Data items
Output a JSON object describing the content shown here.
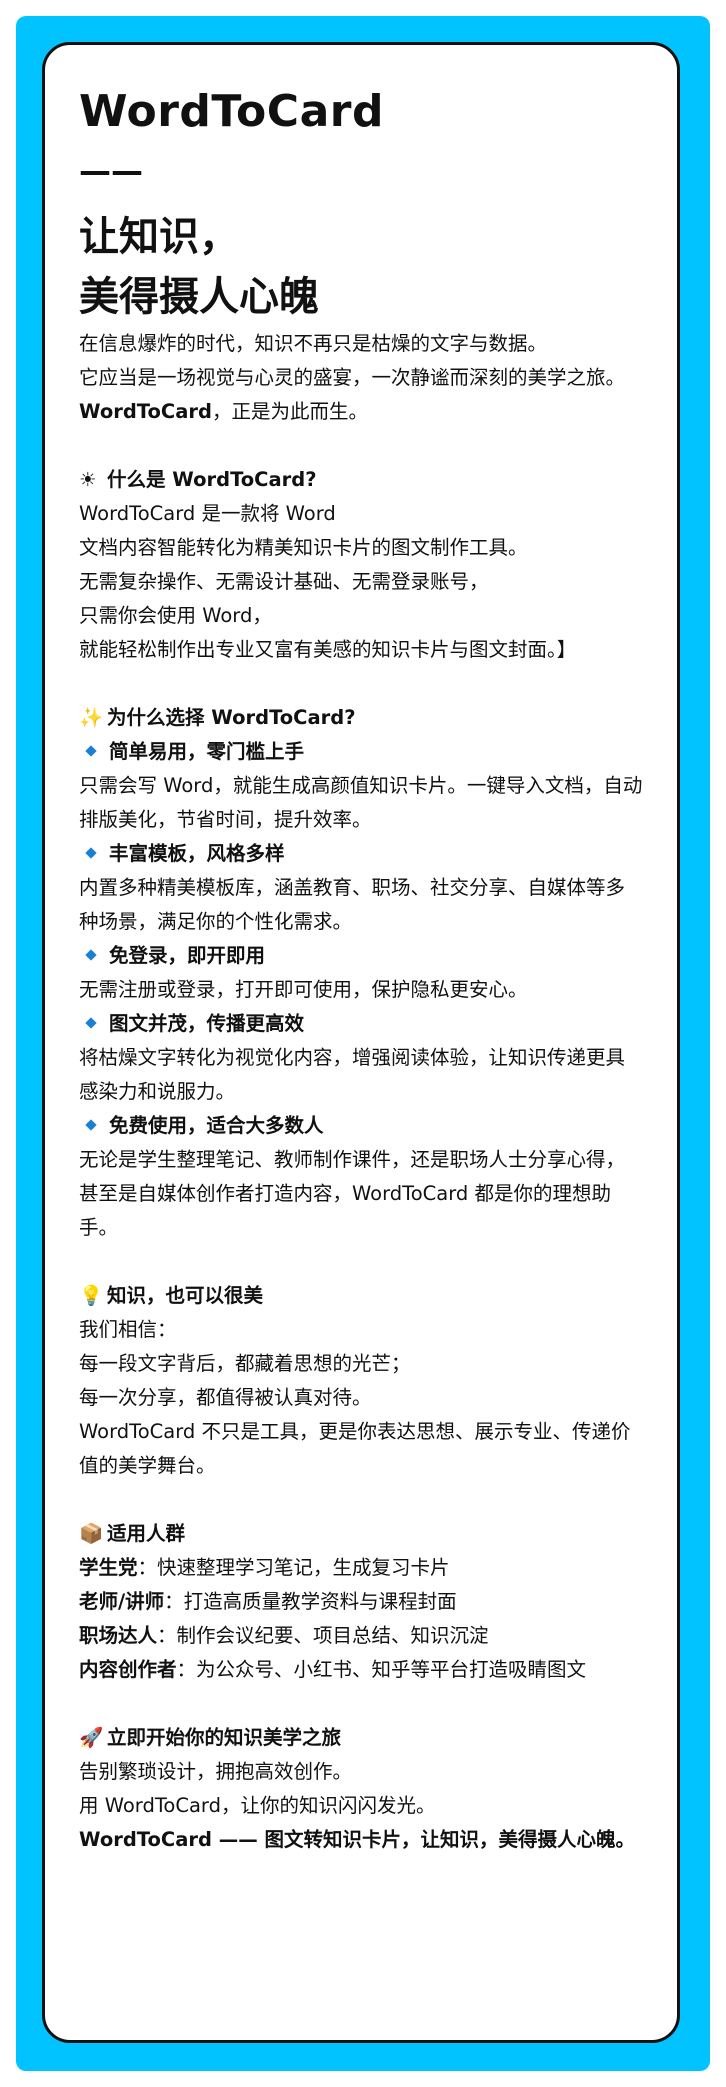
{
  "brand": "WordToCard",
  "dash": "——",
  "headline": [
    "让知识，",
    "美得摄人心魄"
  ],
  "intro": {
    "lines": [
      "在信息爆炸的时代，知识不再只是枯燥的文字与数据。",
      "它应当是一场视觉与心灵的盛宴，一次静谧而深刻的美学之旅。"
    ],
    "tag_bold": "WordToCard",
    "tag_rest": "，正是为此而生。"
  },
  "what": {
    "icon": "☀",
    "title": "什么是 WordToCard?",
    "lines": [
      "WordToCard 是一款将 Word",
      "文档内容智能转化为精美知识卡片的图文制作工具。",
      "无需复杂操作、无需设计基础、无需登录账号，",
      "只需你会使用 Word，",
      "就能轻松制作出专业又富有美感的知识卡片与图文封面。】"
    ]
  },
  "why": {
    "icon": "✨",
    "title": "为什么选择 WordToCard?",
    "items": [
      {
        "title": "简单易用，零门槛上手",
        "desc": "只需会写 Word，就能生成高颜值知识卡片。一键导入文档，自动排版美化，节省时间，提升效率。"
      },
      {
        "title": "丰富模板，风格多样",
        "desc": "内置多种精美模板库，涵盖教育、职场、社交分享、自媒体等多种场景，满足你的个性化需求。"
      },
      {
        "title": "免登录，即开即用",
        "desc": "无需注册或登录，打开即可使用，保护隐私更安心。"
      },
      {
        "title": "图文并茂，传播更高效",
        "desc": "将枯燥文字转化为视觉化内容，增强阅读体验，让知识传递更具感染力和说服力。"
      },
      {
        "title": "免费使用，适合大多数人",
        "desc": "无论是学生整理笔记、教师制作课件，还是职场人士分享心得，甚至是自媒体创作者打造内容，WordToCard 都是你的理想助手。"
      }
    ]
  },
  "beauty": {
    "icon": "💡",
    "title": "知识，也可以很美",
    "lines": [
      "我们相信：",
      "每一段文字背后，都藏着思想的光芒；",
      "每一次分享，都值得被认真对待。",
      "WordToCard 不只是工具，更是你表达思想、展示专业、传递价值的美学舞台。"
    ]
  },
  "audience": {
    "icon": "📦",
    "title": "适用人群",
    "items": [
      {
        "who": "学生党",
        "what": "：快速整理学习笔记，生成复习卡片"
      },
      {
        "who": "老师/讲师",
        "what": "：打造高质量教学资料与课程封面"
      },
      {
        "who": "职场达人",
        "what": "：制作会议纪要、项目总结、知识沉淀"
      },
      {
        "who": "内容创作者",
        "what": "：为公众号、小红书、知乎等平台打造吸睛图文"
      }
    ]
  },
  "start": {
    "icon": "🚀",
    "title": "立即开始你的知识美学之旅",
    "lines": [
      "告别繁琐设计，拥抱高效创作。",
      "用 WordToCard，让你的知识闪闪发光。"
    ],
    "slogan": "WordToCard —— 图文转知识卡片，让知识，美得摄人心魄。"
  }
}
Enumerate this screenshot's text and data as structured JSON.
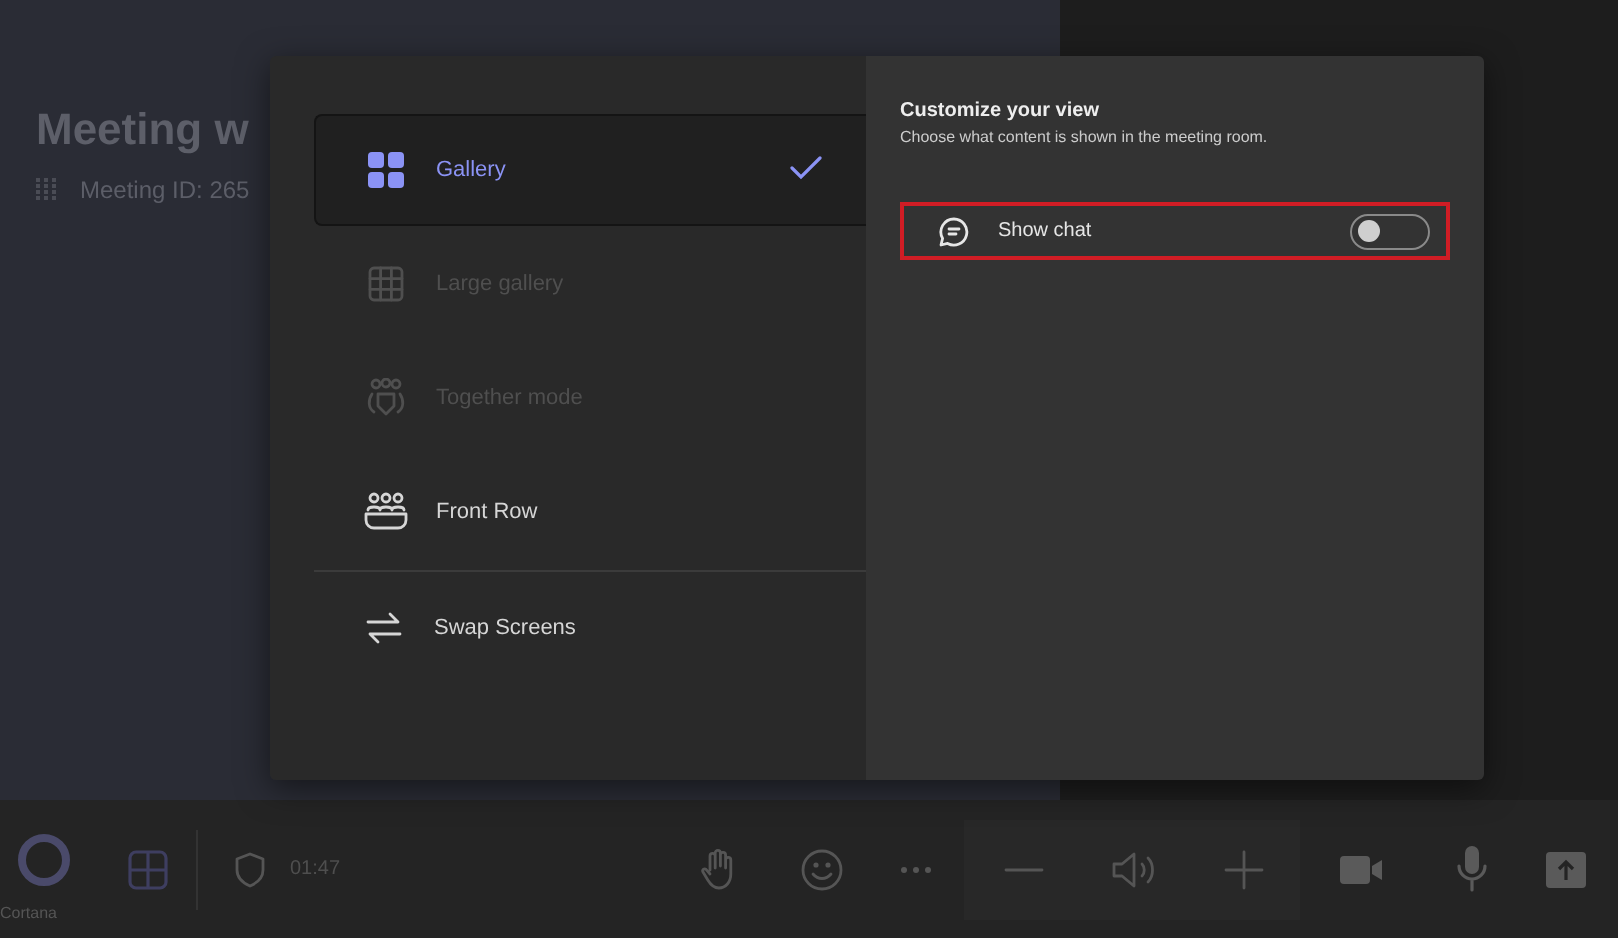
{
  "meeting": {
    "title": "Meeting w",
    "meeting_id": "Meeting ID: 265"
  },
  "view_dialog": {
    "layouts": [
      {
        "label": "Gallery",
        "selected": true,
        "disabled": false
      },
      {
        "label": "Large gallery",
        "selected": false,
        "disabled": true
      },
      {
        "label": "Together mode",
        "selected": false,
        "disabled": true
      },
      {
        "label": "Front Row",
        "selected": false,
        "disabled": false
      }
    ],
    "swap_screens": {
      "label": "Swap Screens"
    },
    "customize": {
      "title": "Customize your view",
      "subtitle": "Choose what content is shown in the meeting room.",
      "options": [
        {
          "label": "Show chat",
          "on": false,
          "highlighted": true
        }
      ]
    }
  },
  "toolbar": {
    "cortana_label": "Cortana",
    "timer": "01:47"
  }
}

* [Instructions for the task]
Take every line from the data that contains the word "WordToCard".

* [Response]
  "brand": "WordToCard",
    "tag_bold": "WordToCard",
    "title": "什么是 WordToCard?",
      "WordToCard 是一款将 Word",
    "title": "为什么选择 WordToCard?",
        "desc": "无论是学生整理笔记、教师制作课件，还是职场人士分享心得，甚至是自媒体创作者打造内容，WordToCard 都是你的理想助手。"
      "WordToCard 不只是工具，更是你表达思想、展示专业、传递价值的美学舞台。"
      "用 WordToCard，让你的知识闪闪发光。"
    "slogan": "WordToCard —— 图文转知识卡片，让知识，美得摄人心魄。"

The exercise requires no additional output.